_PROVIDED DATA_.
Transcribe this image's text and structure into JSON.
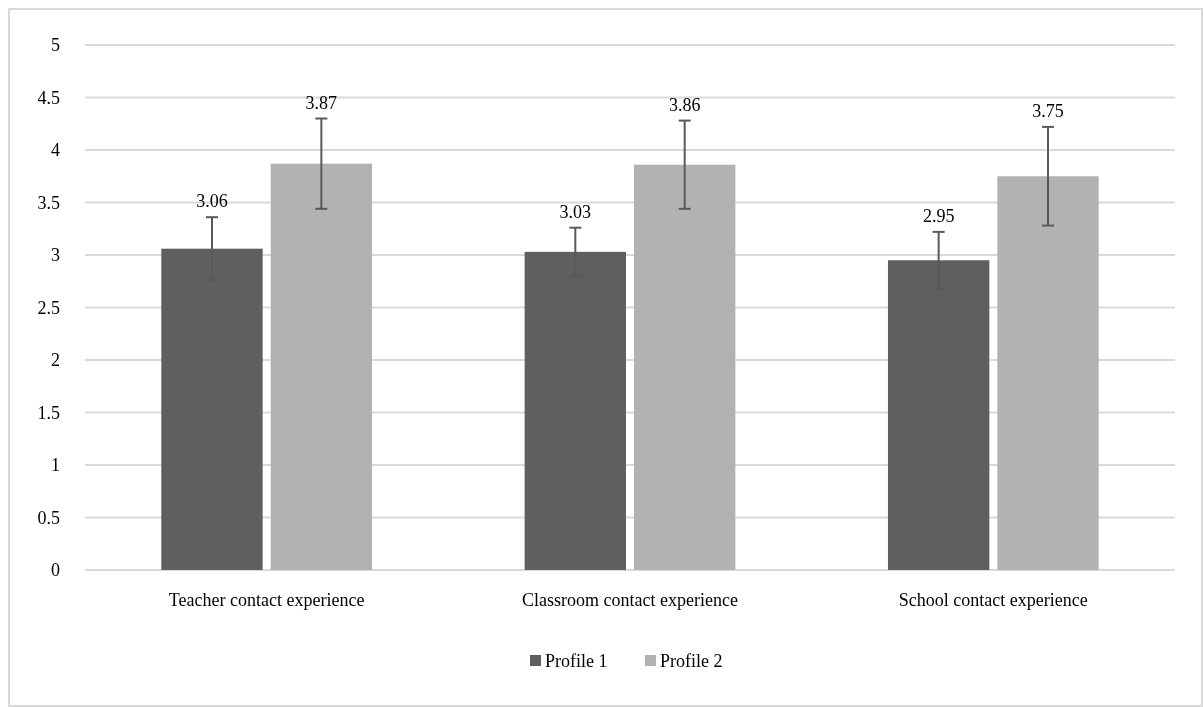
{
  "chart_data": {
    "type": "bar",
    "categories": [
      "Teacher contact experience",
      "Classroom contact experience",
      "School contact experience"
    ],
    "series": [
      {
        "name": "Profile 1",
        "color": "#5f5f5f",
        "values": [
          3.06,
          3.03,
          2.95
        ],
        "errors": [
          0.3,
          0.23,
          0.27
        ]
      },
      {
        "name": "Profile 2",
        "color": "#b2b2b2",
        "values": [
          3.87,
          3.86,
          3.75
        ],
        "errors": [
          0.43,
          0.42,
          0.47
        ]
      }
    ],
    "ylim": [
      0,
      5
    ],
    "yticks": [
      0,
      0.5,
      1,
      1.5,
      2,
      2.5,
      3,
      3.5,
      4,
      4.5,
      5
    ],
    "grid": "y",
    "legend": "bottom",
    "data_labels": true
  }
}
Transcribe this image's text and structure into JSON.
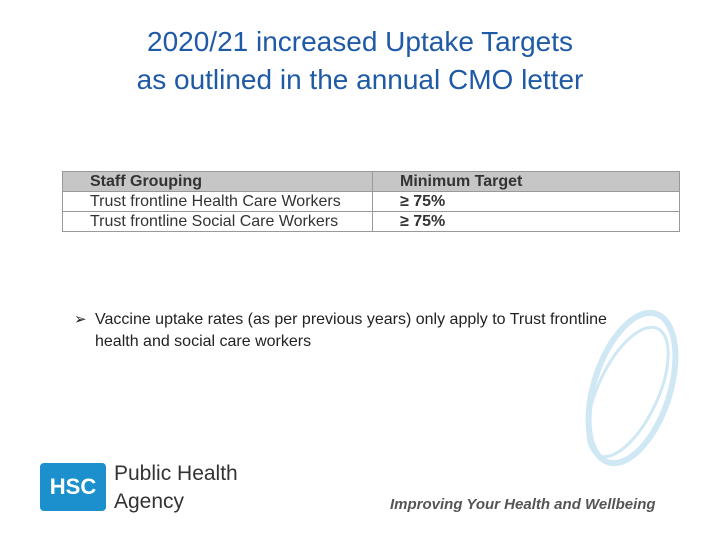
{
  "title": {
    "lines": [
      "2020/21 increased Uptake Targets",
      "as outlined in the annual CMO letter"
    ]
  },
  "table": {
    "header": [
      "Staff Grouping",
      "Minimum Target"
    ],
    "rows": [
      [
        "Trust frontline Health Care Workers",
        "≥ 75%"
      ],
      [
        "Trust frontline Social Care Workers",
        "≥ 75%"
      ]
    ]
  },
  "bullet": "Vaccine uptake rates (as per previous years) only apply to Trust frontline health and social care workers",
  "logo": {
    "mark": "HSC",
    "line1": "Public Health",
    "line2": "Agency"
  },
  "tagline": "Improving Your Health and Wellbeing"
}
...
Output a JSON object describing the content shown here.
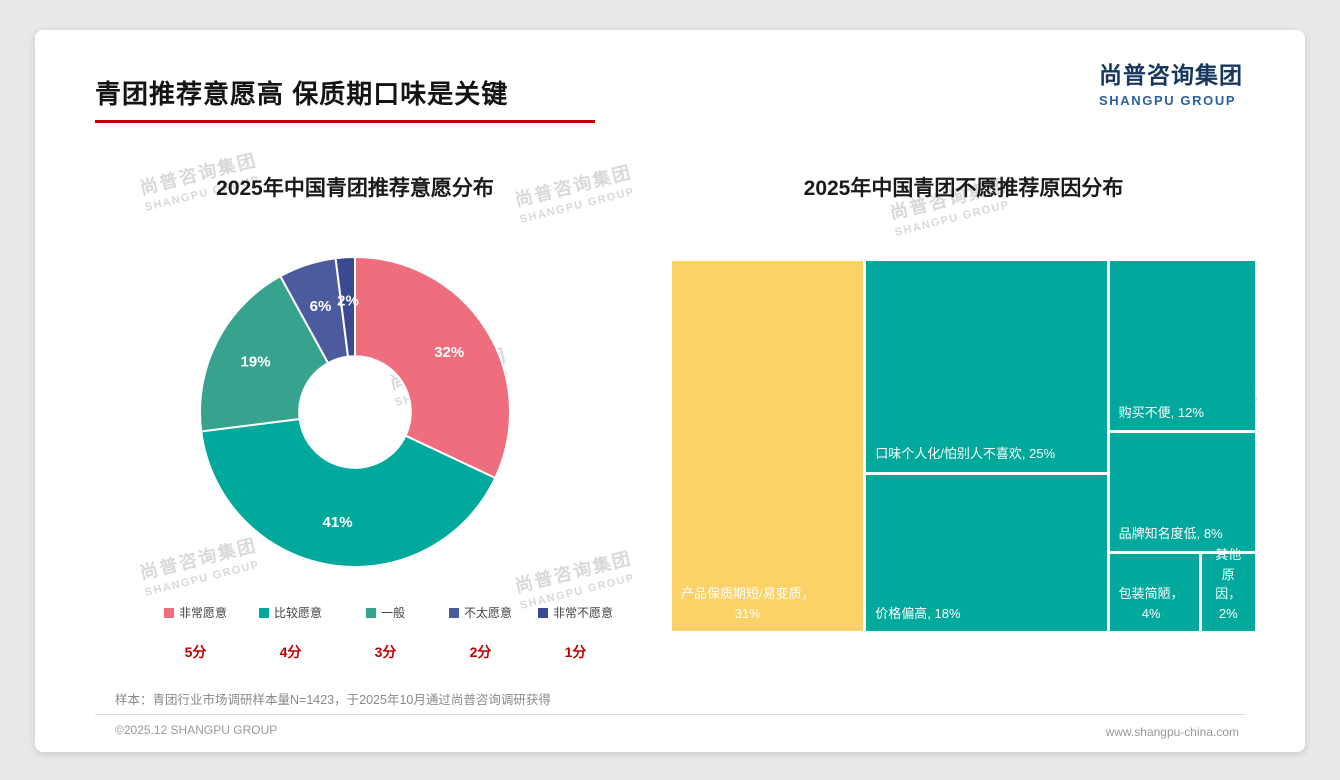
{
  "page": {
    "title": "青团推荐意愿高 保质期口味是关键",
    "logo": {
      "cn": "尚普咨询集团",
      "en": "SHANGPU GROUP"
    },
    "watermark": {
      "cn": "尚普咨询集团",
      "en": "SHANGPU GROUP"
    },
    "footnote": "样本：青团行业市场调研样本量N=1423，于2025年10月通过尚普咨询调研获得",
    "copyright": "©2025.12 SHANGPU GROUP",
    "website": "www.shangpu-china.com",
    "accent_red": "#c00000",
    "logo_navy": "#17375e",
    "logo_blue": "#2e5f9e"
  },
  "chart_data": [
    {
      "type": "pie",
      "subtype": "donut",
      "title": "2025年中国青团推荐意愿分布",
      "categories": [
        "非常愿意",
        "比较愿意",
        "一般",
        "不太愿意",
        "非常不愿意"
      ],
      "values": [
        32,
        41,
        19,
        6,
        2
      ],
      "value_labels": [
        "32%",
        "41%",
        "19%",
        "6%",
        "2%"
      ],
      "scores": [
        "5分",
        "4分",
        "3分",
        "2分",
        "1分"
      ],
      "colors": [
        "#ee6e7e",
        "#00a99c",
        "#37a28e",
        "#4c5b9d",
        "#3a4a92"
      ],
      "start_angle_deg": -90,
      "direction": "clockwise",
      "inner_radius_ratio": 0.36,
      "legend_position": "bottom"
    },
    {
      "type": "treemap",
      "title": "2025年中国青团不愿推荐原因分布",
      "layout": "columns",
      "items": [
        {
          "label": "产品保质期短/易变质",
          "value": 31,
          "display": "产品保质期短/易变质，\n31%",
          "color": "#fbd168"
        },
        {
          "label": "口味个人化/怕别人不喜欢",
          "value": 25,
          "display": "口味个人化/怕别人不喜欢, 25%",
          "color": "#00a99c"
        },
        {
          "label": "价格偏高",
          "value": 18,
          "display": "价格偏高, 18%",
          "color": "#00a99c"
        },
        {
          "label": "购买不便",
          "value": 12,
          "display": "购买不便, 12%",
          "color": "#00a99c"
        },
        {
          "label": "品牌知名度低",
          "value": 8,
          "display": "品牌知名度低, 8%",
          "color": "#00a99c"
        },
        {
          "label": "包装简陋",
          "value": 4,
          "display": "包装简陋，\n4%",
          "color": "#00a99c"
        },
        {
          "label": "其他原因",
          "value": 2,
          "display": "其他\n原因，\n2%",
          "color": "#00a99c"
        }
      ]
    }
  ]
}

_WHAT NEEDS TO BE DONE_. What is the number of lines in the listing that contain the string "Trust"? Reply with that number alone.

_WRITTEN ANSWER_. 3